-- To be done --
Find the lines that hold the word "into" and return them.

(Records from a data source)
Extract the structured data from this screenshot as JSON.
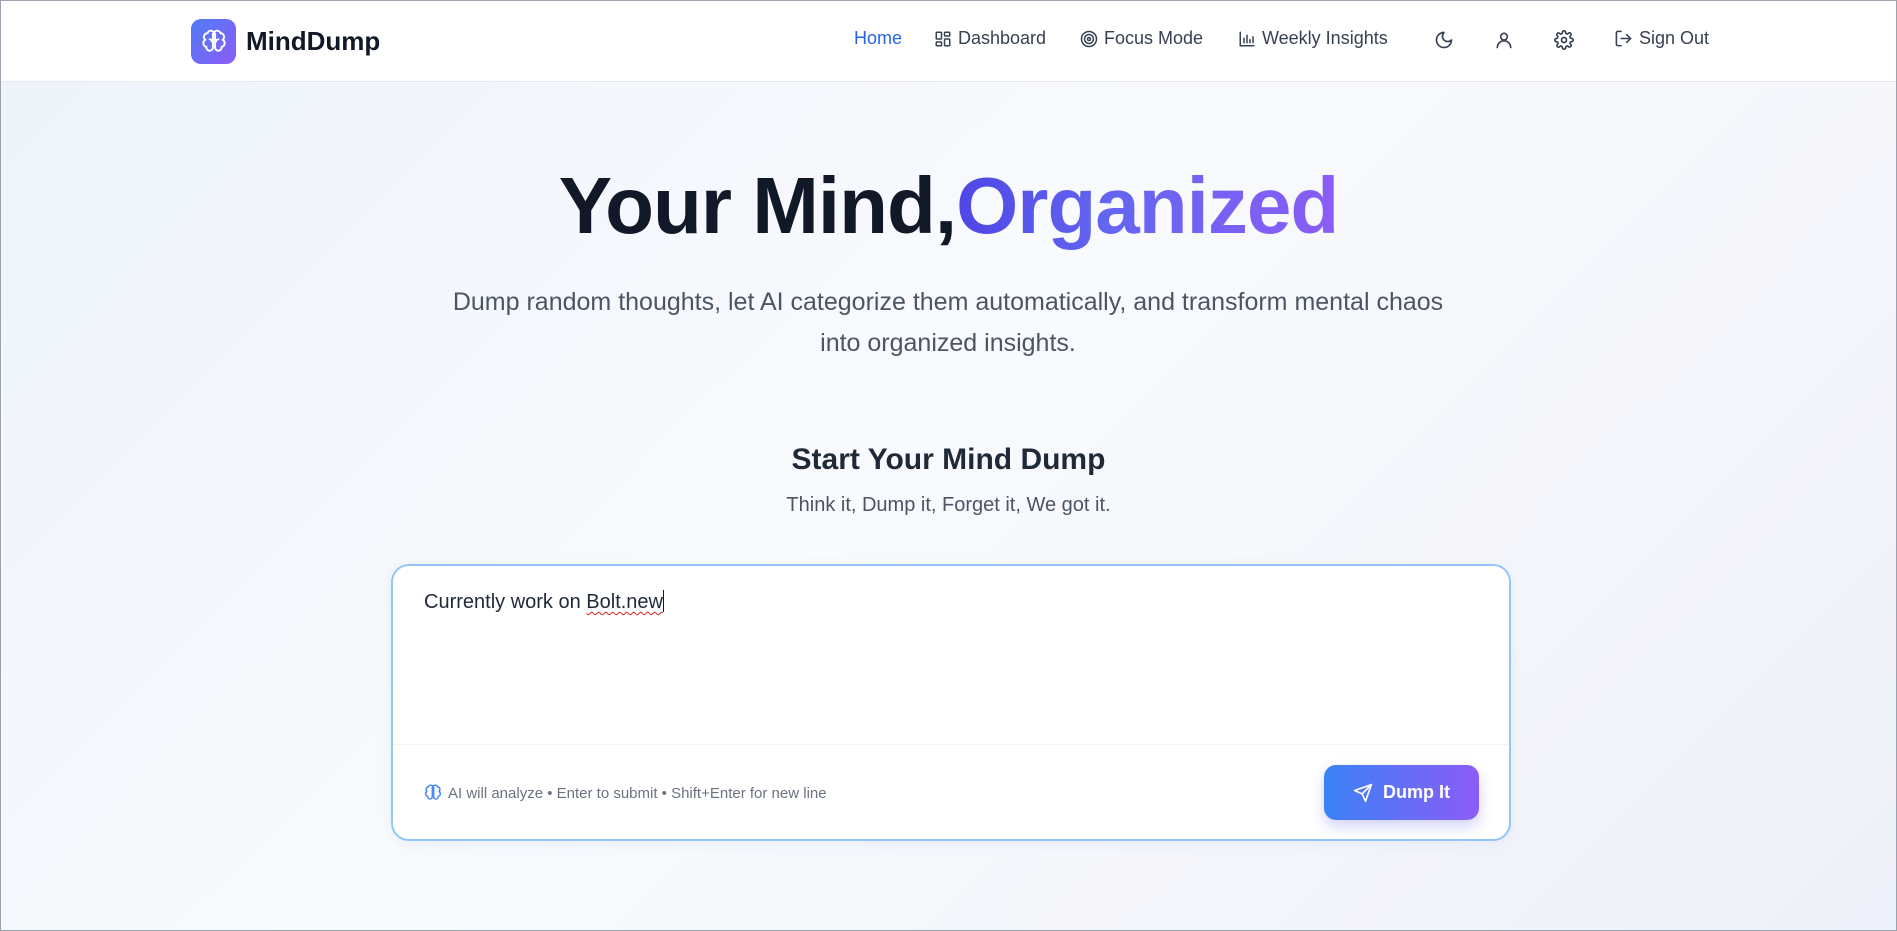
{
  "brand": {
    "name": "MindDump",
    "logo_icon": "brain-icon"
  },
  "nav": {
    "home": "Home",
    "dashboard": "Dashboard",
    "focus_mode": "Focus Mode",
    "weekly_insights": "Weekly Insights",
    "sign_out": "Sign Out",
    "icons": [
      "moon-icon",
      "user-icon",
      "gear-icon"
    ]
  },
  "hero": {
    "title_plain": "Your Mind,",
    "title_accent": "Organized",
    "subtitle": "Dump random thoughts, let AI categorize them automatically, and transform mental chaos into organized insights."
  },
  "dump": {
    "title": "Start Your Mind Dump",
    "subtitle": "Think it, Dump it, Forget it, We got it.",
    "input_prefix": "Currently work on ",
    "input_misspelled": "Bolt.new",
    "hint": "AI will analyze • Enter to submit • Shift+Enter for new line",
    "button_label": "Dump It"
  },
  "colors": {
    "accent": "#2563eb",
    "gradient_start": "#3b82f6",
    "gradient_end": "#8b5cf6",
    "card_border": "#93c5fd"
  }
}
...
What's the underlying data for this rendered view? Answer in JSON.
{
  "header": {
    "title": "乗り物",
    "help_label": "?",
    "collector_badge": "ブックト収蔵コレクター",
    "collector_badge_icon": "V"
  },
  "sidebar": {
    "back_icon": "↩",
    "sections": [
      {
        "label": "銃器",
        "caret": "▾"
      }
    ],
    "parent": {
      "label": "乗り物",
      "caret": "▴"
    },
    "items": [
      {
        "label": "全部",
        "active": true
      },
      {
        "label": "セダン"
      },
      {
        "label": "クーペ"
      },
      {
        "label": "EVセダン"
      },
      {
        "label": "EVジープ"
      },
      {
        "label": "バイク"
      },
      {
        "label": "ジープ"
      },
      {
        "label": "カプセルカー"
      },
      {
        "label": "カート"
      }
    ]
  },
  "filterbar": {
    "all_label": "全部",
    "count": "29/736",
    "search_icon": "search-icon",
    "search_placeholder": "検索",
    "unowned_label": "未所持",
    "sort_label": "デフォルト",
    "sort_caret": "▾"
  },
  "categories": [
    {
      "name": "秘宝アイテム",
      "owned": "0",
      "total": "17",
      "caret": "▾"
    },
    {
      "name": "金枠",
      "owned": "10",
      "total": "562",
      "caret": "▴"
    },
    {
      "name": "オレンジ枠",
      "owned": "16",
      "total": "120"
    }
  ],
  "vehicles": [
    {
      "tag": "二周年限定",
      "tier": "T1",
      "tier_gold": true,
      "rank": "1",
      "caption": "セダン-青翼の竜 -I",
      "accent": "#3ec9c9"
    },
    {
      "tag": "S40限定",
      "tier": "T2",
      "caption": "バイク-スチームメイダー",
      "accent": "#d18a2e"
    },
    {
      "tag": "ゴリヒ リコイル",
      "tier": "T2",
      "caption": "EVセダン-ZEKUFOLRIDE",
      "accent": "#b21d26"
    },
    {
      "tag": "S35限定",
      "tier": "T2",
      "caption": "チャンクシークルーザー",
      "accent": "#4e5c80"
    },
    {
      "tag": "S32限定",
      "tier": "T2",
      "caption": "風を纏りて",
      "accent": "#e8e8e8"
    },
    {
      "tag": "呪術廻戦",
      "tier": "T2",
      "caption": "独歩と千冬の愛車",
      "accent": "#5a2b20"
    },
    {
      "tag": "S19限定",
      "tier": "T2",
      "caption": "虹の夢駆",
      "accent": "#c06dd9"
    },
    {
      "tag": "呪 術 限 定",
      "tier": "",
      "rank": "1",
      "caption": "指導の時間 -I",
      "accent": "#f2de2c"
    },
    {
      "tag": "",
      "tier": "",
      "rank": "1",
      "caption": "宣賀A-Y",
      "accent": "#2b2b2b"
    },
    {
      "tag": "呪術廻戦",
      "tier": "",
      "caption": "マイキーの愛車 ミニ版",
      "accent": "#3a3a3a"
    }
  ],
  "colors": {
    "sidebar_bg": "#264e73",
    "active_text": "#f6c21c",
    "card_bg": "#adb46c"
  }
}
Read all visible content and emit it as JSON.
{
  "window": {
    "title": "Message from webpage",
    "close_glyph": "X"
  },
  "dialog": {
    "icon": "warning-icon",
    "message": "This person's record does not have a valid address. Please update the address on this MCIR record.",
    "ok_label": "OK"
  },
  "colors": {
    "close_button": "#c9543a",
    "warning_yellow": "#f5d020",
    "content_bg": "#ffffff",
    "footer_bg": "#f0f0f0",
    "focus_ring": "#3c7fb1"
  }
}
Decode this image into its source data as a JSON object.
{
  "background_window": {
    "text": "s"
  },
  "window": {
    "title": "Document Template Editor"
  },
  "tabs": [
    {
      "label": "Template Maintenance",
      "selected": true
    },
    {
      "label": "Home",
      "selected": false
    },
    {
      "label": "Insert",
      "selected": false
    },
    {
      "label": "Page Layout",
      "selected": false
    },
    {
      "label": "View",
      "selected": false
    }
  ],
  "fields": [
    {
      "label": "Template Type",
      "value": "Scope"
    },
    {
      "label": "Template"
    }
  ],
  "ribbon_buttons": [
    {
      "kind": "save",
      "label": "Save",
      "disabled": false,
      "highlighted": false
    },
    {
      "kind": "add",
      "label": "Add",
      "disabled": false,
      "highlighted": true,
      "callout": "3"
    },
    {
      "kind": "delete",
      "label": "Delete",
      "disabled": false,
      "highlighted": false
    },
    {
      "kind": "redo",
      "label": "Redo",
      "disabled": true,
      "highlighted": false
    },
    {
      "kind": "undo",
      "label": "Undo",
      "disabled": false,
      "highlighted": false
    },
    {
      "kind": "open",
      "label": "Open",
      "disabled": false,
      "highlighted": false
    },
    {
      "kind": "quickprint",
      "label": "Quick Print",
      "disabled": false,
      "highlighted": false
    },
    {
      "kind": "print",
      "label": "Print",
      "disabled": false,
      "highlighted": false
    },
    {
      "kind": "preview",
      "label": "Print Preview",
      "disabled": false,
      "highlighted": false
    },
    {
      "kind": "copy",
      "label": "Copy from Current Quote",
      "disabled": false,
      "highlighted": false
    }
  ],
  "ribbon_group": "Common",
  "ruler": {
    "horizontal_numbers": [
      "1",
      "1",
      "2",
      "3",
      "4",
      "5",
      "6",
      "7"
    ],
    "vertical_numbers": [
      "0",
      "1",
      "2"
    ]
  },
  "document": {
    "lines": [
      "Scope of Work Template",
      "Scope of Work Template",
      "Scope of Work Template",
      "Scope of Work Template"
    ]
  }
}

-- Solution to this exercise --
    "subtitle": "Dump random thoughts, let AI categorize them automatically, and transform mental chaos into organized insights."
Decode this image into its source data as a JSON object.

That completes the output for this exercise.